# [What to work on]
List each line of the data that holds the string "structured", please.

--- start of Data excerpts ---

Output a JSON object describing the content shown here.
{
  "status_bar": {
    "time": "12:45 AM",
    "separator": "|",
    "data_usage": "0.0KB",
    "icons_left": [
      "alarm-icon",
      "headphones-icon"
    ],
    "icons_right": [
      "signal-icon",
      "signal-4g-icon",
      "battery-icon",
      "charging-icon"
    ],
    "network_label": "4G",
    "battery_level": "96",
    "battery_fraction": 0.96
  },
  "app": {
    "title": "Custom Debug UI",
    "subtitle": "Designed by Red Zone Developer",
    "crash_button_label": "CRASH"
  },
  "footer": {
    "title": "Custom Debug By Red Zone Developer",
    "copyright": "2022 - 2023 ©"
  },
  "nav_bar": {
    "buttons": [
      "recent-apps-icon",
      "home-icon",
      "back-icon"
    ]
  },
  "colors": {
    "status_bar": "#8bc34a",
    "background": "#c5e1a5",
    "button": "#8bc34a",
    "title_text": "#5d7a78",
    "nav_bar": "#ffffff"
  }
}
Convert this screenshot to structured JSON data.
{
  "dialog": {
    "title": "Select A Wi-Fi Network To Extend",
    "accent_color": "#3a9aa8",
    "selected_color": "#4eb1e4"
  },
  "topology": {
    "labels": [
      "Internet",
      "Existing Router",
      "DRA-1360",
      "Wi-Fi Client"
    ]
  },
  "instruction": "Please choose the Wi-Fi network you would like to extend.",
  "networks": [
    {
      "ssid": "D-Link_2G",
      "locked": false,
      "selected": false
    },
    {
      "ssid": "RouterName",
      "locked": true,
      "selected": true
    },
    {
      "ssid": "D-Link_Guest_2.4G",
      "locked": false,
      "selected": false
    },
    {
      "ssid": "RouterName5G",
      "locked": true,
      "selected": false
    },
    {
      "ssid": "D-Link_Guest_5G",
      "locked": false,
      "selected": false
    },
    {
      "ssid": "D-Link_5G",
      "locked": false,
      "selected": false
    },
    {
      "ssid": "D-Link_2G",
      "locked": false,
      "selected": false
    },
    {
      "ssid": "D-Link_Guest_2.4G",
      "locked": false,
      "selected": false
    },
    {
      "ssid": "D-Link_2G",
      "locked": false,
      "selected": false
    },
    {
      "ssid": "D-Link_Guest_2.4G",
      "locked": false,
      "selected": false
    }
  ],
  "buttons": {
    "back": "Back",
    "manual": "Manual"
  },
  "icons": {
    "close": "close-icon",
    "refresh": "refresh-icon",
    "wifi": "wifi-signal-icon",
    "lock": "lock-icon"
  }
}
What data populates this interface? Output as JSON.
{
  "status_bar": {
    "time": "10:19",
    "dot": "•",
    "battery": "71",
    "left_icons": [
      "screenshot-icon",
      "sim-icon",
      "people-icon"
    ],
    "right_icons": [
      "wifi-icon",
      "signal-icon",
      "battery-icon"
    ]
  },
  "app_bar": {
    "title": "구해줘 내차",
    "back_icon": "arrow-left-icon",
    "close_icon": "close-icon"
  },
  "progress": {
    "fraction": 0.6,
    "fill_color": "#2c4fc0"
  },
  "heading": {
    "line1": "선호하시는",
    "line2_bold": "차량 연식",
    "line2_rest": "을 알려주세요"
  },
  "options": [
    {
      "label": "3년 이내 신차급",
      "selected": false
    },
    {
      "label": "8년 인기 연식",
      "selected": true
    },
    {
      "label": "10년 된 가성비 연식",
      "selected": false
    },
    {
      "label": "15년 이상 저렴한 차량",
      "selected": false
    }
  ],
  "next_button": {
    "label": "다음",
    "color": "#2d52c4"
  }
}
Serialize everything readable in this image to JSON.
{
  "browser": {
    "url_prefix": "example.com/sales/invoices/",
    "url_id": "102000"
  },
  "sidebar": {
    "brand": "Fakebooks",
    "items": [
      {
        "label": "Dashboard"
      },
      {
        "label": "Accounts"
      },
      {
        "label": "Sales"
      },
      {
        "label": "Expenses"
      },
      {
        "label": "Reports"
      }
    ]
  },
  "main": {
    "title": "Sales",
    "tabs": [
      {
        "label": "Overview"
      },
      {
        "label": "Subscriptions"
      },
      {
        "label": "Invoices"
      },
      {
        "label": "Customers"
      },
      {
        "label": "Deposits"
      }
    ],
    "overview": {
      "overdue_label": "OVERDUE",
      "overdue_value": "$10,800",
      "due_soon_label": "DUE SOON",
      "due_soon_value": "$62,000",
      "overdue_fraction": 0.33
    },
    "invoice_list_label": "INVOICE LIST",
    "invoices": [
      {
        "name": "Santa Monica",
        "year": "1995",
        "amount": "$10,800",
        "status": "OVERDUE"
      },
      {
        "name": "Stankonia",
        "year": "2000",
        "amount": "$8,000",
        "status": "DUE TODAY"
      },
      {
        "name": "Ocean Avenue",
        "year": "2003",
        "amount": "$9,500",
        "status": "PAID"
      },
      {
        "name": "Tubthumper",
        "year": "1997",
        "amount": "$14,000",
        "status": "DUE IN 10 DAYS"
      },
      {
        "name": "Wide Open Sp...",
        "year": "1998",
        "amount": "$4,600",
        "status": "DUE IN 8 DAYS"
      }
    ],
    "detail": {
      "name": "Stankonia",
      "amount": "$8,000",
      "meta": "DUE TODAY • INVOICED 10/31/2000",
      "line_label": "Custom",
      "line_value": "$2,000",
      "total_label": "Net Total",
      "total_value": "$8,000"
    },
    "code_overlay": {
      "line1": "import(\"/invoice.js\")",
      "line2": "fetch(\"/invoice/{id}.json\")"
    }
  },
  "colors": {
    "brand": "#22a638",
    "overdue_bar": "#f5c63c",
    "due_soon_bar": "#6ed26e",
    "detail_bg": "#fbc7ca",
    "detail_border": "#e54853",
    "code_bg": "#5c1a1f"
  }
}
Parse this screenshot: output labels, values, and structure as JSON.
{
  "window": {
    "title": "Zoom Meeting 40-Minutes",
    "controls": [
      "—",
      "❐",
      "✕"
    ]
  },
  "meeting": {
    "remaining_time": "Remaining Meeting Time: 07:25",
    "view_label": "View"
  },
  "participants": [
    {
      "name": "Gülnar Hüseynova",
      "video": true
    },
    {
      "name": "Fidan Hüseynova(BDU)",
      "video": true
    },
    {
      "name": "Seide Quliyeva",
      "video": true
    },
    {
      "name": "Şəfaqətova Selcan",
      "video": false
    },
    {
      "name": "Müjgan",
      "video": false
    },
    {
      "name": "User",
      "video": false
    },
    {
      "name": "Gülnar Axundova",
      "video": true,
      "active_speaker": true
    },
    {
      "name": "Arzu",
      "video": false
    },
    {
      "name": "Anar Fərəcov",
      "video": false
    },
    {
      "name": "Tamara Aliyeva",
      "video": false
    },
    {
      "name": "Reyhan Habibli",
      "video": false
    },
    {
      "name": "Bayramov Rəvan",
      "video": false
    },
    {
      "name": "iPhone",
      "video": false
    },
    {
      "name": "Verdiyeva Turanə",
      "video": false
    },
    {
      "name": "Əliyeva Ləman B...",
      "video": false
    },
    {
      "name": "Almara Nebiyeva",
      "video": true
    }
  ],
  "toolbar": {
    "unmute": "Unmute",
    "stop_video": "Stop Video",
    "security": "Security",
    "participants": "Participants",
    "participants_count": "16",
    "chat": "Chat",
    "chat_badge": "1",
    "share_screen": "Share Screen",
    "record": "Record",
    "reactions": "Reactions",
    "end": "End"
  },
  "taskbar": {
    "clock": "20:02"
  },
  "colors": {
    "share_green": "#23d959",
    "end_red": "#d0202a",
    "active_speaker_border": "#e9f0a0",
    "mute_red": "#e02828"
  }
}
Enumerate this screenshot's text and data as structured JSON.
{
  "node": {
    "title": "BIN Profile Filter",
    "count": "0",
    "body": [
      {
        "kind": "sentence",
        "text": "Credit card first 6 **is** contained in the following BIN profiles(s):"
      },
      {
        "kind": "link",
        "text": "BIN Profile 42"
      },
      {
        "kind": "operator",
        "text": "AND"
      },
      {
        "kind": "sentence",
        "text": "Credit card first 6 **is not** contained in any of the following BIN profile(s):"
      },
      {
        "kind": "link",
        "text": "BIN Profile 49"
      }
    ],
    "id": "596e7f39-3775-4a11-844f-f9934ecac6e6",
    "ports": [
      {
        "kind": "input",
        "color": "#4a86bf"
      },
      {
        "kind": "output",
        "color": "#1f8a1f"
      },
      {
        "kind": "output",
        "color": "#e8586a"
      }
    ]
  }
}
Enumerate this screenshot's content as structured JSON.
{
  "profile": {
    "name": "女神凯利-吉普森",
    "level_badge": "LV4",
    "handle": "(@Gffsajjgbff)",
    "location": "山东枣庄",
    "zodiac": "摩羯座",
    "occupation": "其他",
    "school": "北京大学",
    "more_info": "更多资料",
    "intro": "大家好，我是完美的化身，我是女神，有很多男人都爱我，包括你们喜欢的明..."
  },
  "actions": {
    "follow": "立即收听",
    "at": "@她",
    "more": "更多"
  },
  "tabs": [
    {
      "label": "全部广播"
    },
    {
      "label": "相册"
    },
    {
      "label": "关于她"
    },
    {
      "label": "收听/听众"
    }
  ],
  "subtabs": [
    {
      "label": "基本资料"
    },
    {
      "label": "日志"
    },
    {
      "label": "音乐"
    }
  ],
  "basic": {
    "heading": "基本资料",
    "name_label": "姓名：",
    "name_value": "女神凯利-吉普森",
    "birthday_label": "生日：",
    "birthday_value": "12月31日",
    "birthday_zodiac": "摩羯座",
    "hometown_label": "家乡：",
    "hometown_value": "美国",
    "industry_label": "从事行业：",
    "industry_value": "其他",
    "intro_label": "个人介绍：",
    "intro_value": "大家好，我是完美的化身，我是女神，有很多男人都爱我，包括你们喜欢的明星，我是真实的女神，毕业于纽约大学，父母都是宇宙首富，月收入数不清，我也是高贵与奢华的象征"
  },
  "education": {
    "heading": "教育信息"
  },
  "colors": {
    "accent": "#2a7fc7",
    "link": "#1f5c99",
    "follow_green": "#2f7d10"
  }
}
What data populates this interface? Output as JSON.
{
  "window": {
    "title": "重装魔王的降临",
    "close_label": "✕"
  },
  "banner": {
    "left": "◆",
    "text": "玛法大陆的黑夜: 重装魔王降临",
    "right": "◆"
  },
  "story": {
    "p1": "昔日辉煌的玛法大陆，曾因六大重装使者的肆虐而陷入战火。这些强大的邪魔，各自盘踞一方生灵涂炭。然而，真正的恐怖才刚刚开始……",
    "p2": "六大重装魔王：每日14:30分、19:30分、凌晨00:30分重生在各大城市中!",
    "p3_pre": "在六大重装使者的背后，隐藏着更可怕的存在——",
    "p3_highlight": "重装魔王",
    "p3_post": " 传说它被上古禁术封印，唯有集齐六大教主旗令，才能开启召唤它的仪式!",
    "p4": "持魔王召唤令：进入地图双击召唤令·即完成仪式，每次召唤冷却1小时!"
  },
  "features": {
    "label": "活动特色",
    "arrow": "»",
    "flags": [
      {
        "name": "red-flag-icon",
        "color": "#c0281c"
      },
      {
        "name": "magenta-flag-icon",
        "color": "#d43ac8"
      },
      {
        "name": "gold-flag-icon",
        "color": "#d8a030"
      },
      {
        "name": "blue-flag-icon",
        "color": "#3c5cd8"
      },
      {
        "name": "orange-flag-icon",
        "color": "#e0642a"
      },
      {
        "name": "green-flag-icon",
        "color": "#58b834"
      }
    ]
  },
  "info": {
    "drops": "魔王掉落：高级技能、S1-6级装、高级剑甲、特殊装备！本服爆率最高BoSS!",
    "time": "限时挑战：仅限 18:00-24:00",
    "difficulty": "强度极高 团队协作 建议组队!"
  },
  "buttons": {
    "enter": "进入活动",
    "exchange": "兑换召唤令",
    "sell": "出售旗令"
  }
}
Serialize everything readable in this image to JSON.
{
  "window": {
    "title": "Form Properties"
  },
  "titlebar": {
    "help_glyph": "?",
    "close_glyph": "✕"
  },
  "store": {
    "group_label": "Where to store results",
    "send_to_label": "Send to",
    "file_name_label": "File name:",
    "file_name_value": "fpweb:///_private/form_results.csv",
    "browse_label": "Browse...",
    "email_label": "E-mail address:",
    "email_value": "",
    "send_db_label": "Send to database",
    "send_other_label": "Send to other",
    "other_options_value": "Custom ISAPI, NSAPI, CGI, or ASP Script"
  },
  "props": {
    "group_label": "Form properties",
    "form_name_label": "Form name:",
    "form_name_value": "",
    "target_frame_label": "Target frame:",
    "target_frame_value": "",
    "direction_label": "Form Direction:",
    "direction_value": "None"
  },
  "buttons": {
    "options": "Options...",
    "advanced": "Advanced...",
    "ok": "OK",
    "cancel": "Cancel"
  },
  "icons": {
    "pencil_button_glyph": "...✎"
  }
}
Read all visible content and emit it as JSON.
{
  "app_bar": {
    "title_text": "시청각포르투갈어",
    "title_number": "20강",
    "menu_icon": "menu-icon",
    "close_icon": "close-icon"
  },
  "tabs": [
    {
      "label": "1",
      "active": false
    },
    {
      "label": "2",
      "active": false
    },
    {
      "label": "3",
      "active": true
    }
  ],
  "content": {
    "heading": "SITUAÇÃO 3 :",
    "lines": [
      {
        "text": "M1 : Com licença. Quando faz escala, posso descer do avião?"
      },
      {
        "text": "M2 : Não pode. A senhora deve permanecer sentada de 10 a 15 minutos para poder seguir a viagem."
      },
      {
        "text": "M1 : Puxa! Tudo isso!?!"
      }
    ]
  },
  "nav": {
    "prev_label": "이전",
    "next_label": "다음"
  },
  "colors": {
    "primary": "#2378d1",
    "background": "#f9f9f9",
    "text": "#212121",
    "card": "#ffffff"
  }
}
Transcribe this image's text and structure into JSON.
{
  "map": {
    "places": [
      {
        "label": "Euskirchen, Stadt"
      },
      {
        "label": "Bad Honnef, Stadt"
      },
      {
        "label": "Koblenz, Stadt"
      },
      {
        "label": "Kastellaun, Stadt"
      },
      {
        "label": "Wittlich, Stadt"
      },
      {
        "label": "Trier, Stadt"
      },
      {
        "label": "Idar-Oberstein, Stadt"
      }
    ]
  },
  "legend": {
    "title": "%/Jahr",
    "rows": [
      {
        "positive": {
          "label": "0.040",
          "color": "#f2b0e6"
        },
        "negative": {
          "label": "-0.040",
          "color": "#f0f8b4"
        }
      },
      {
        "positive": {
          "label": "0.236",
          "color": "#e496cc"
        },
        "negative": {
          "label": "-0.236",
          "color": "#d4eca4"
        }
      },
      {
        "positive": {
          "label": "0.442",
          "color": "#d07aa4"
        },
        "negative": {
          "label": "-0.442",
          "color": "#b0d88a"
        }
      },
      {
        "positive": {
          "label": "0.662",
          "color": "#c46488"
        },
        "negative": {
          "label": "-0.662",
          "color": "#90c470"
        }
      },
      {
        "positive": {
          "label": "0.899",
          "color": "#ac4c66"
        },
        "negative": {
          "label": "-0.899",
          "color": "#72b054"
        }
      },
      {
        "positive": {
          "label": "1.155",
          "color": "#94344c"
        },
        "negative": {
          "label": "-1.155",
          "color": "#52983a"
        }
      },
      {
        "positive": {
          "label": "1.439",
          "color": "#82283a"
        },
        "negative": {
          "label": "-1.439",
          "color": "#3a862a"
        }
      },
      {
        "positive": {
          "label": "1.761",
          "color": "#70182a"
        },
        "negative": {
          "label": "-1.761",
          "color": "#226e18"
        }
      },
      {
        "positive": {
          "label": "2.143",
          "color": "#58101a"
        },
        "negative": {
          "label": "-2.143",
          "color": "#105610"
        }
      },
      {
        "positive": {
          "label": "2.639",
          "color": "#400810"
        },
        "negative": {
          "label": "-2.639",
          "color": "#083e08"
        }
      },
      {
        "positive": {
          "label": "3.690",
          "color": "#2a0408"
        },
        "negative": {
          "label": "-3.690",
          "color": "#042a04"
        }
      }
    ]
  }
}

--- end of Data excerpts ---

# [Finished exercise]
Convert this screenshot to structured JSON data.
Enumerate this screenshot's text and data as structured JSON.
Enumerate this screenshot's content as structured JSON.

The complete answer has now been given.